• _JOB 1_
Duplicate the passage of the socket organization thread from "I try to keep" to "all mixed up.".
• _JOB 2_
In the socket organization thread, how is the box of duplicate, extra, and replacement sockets mostly sorted?

• _QUOTED TEXT_
⟨

# Socket organization



## GeorgiaVol (Jul 27, 2021)

What do y'all do to keep your sockets organized?
I'm looking for ideas. The throw them in the drawer method is getting old.


----------



## Maximum! (Jul 27, 2021)




----------



## Philbert (Jul 27, 2021)

Depends on how many you have. I know professional mechanics who have multiple drawers of sockets (6/12 point, metric/SAE, standard/deep, all kinds of specialty sockets, etc.).
I try to keep 'like' kinds together (drive size, type, etc.). Some standard ones live in a tapered divider built into my tool box. Some (deep, metric, hex and Torx key) live on those socket organizer rails (photo above) in drawer in my shop. Some (smaller ones) live in a metal box in a larger tool box.

Key thing is keeping them together in 'families', not all mixed up.

Since I am the only one who uses them, my 'system' only needs to make sense to me. If they were a shared resource in a tool room, I would want something more formal, that was *(1) *easier to understand, and *(2)* made it clear when one socket (ratchet, extension, adapter, etc.) was 'missing' / in use. Lots of products sold for that.

Philbert


----------



## GeorgiaVol (Jul 27, 2021)

I have tons of 1/4, 3/8, and 1/2 sockets plus quite a few of odd ball ones with different attachments.
I was looking online at different organizers and just wondered what other people might use.
Probably move 1 complete set of 1/4 to my work bench since that is where I use them the most. Put the rest in a setup that I can take to the carport to work on my cars or lawnmowers.


----------



## GeorgiaVol (Jul 27, 2021)

Organized tool boxes are eye candy. Lol


----------



## Maximum! (Jul 27, 2021)




----------



## Maximum! (Jul 27, 2021)

Alright, I’m done.


----------



## GeorgiaVol (Jul 27, 2021)

Maximum! said:


> Alright, I’m done.
> 
> View attachment 920805


Nice paper weight.


----------



## Philbert (Jul 27, 2021)

GeorgiaVol said:


> Probably move 1 complete set of 1/4 to my work bench since that is where I use them the most. Put the rest in a setup that I can take to the carport to work on my cars or lawnmowers.


That is really important: how _YOU_ use them!

Rolling Snap-On boxes might make sense for an auto mechanic who primarily works in a garage. Pegboards make sense for a shop with a main workbench. Portable needs differ. Some guys have different sets that are just used for specific applications (chainsaws, motorcycles, lawn mowers, truck/car tool kit, etc.). I have some separate bicycle and chainsaw tools that are somewhat portable. Other than that, they are organized as described above. Except that I also have a box of 'duplicates' / extras / replacement sockets that I have accumulated from garage sales, etc.: those are mostly sorted by brand.

⟩

• _SOURCE MATERIAL_
⟨

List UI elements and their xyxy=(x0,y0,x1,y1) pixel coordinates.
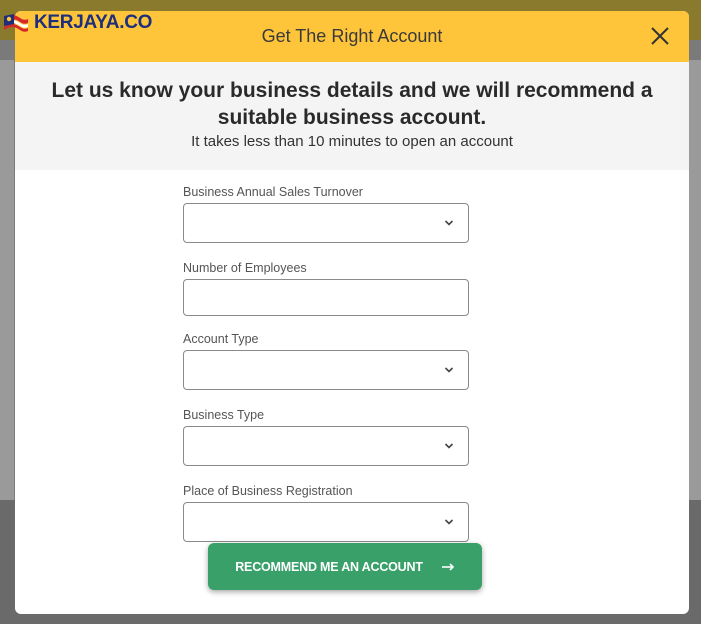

⟩

• _EXERCISE RESULT 1_
I try to keep 'like' kinds together (drive size, type, etc.). Some standard ones live in a tapered divider built into my tool box. Some (deep, metric, hex and Torx key) live on those socket organizer rails (photo above) in drawer in my shop. Some (smaller ones) live in a metal box in a larger tool box.

Key thing is keeping them together in 'families', not all mixed up.

• _EXERCISE RESULT 2_
Mostly by brand.